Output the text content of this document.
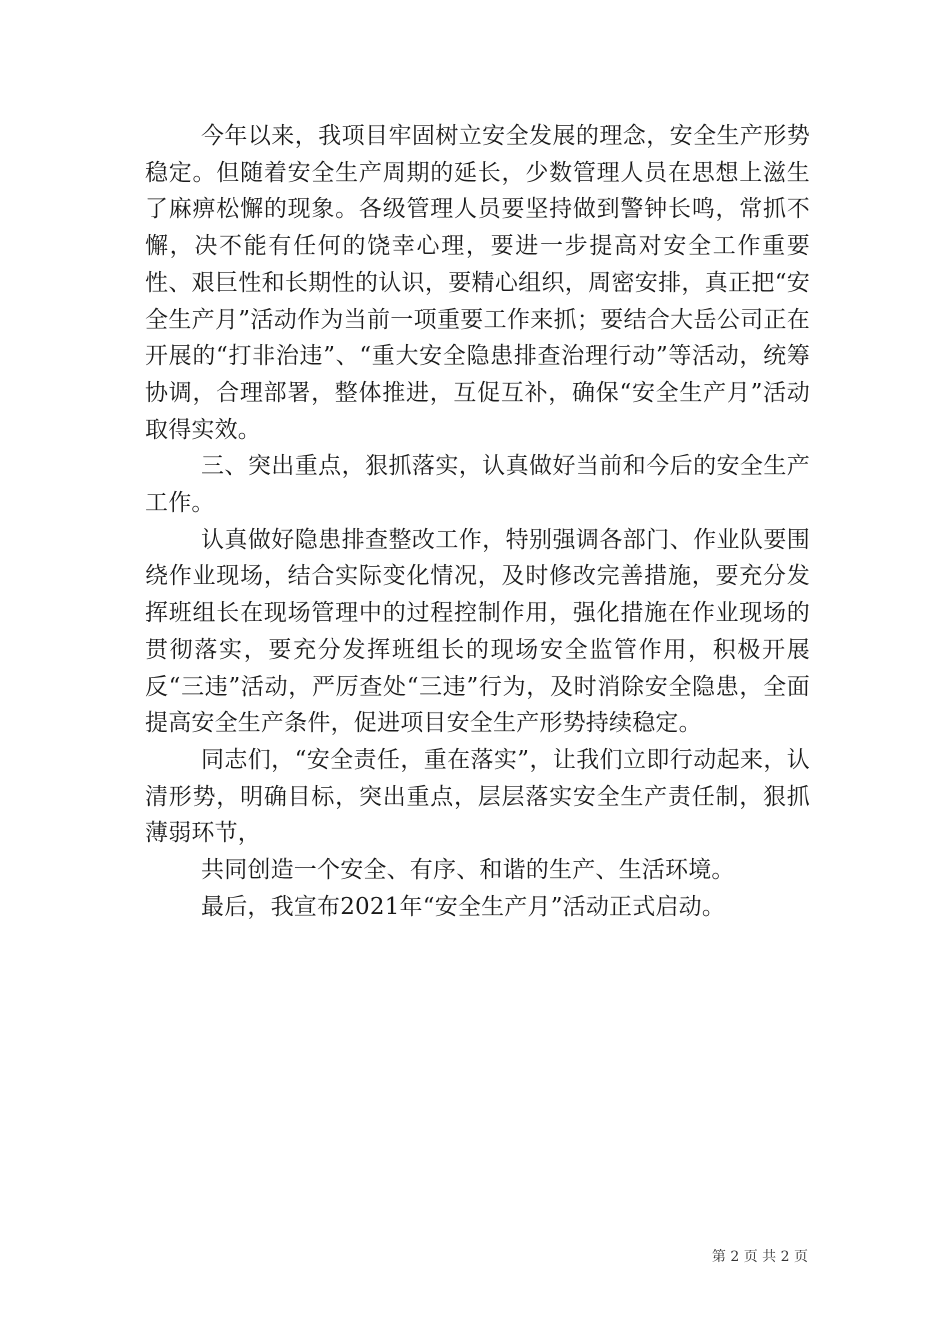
今年以来，我项目牢固树立安全发展的理念，安全生产形势稳定。但随着安全生产周期的延长，少数管理人员在思想上滋生了麻痹松懈的现象。各级管理人员要坚持做到警钟长鸣，常抓不懈，决不能有任何的饶幸心理，要进一步提高对安全工作重要性、艰巨性和长期性的认识，要精心组织，周密安排，真正把“安全生产月”活动作为当前一项重要工作来抓；要结合大岳公司正在开展的“打非治违”、“重大安全隐患排查治理行动”等活动，统筹协调，合理部署，整体推进，互促互补，确保“安全生产月”活动取得实效。

三、突出重点，狠抓落实，认真做好当前和今后的安全生产工作。

认真做好隐患排查整改工作，特别强调各部门、作业队要围绕作业现场，结合实际变化情况，及时修改完善措施，要充分发挥班组长在现场管理中的过程控制作用，强化措施在作业现场的贯彻落实，要充分发挥班组长的现场安全监管作用，积极开展反“三违”活动，严厉查处“三违”行为，及时消除安全隐患，全面提高安全生产条件，促进项目安全生产形势持续稳定。

同志们，“安全责任，重在落实”，让我们立即行动起来，认清形势，明确目标，突出重点，层层落实安全生产责任制，狠抓薄弱环节，

共同创造一个安全、有序、和谐的生产、生活环境。

最后，我宣布2021年“安全生产月”活动正式启动。

第 2 页 共 2 页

◆ ◆ ◆ ◆ ◆ ◆ ◆

- [Task statement]:
Without the pictures, write out every entry precisely as it appears.

- [The output]:
Output the text content of this document.
今年以来，我项目牢固树立安全发展的理念，安全生产形势稳定。但随着安全生产周期的延长，少数管理人员在思想上滋生了麻痹松懈的现象。各级管理人员要坚持做到警钟长鸣，常抓不懈，决不能有任何的饶幸心理，要进一步提高对安全工作重要性、艰巨性和长期性的认识，要精心组织，周密安排，真正把“安全生产月”活动作为当前一项重要工作来抓；要结合大岳公司正在开展的“打非治违”、“重大安全隐患排查治理行动”等活动，统筹协调，合理部署，整体推进，互促互补，确保“安全生产月”活动取得实效。

三、突出重点，狠抓落实，认真做好当前和今后的安全生产工作。

认真做好隐患排查整改工作，特别强调各部门、作业队要围绕作业现场，结合实际变化情况，及时修改完善措施，要充分发挥班组长在现场管理中的过程控制作用，强化措施在作业现场的贯彻落实，要充分发挥班组长的现场安全监管作用，积极开展反“三违”活动，严厉查处“三违”行为，及时消除安全隐患，全面提高安全生产条件，促进项目安全生产形势持续稳定。

同志们，“安全责任，重在落实”，让我们立即行动起来，认清形势，明确目标，突出重点，层层落实安全生产责任制，狠抓薄弱环节，

共同创造一个安全、有序、和谐的生产、生活环境。

最后，我宣布2021年“安全生产月”活动正式启动。

第 2 页 共 2 页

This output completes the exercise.